Given task =>
The records below are to be repeated in full, exactly as they are.

>> begin Data to use

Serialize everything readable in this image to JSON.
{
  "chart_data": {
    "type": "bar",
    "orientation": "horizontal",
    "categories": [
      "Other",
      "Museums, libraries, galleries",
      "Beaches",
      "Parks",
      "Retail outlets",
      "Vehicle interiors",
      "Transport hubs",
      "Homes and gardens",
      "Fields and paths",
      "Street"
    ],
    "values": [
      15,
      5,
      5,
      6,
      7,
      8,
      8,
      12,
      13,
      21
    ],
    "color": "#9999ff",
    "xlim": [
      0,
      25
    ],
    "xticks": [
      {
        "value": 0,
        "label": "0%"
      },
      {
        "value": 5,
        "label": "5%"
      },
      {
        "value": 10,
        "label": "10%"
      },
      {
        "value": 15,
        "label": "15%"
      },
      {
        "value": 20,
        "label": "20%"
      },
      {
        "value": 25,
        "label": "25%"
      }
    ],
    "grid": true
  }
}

>> end Data to use

Worked solution =>
Serialize everything readable in this image to JSON.
{
  "chart_data": {
    "type": "bar",
    "orientation": "horizontal",
    "categories": [
      "Other",
      "Museums, libraries, galleries",
      "Beaches",
      "Parks",
      "Retail outlets",
      "Vehicle interiors",
      "Transport hubs",
      "Homes and gardens",
      "Fields and paths",
      "Street"
    ],
    "values": [
      15,
      5,
      5,
      6,
      7,
      8,
      8,
      12,
      13,
      21
    ],
    "color": "#9999ff",
    "xlim": [
      0,
      25
    ],
    "xticks": [
      {
        "value": 0,
        "label": "0%"
      },
      {
        "value": 5,
        "label": "5%"
      },
      {
        "value": 10,
        "label": "10%"
      },
      {
        "value": 15,
        "label": "15%"
      },
      {
        "value": 20,
        "label": "20%"
      },
      {
        "value": 25,
        "label": "25%"
      }
    ],
    "grid": true
  }
}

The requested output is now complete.